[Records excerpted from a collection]
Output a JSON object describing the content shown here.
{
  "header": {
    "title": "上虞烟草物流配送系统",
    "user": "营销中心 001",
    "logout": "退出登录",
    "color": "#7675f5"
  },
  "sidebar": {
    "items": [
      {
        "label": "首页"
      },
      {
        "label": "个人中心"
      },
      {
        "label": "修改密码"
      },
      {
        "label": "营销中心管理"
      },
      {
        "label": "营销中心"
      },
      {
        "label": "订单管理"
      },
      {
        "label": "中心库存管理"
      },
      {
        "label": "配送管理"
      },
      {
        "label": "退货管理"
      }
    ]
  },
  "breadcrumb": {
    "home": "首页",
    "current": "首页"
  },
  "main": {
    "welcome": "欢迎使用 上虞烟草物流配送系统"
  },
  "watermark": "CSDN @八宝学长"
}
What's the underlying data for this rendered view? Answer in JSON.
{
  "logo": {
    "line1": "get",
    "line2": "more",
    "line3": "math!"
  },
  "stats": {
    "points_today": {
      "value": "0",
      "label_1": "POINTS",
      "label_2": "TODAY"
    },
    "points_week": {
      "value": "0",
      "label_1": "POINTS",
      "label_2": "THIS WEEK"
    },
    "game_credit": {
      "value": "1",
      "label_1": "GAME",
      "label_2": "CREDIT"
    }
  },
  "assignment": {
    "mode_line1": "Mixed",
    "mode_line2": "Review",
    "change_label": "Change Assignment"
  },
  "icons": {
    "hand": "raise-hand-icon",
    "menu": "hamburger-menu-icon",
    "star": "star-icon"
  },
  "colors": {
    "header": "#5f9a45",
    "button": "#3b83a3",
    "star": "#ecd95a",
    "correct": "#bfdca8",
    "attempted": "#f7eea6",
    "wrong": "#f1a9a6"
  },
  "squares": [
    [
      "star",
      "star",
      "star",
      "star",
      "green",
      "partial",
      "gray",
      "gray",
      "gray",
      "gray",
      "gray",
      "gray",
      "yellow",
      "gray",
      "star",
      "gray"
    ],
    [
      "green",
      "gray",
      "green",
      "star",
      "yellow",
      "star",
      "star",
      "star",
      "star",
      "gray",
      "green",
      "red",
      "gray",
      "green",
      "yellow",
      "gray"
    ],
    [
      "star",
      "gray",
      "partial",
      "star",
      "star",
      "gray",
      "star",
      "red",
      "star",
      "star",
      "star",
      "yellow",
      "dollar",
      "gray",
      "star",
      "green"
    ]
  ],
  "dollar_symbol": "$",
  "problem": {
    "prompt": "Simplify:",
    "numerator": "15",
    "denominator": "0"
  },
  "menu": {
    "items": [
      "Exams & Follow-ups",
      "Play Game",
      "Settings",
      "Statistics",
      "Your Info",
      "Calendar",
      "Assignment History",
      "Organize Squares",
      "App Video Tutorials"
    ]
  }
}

## Written task
Pick out every line above that holds the word "上虞烟草物流配送系统" and copy it.

## Finished task
    "title": "上虞烟草物流配送系统",
    "welcome": "欢迎使用 上虞烟草物流配送系统"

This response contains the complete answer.